▶ _WHAT IS ASKED_: Listed below are entries; give the number of lines among them that include "стоимость", and only that number.

▶ _DATA SHOWN_:

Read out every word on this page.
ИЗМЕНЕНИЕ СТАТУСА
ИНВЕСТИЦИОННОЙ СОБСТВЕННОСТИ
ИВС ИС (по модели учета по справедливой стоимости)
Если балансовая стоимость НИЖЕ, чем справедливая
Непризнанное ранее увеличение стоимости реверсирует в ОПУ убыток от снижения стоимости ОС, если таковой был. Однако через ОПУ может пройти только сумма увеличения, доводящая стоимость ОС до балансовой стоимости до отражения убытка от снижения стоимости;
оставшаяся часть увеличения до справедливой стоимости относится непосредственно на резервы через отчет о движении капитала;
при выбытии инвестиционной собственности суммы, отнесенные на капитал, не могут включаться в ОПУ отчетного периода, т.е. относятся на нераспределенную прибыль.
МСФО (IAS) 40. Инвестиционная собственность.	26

▶ _RESULT OF THE TASK_: 2